(Figure record listings)

+ + + +

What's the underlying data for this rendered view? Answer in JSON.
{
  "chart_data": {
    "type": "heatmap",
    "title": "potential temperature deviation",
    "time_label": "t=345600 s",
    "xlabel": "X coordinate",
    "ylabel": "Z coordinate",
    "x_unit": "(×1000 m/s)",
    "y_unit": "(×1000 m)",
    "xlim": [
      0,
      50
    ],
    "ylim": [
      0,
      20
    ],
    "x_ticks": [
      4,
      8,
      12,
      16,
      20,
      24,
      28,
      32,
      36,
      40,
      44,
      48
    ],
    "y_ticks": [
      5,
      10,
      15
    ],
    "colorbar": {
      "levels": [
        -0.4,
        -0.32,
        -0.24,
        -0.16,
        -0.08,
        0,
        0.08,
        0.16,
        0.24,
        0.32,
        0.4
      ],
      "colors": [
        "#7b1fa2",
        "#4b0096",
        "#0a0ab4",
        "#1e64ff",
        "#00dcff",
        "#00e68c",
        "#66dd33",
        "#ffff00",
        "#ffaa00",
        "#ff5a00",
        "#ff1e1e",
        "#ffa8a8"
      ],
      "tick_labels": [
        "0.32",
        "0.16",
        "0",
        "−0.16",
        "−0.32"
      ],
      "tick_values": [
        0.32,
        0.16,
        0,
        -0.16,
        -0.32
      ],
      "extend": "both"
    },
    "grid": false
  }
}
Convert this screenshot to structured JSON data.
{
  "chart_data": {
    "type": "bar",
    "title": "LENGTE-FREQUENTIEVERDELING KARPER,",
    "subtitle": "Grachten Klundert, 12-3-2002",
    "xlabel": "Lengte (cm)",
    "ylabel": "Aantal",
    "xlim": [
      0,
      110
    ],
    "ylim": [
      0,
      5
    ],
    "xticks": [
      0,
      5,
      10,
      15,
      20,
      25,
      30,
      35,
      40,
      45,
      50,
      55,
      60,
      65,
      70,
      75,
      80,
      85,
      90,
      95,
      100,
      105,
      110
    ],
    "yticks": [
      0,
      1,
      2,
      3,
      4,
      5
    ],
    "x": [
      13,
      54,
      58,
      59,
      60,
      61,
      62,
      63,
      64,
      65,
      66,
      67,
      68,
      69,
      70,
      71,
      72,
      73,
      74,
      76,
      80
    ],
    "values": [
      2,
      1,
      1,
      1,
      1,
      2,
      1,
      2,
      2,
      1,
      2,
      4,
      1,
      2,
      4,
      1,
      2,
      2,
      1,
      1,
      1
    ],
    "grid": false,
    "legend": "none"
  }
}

+ + + +

Task prompt:
Show all lines above holding "JSON".

The solution:
What's the underlying data for this rendered view? Answer in JSON.
Convert this screenshot to structured JSON data.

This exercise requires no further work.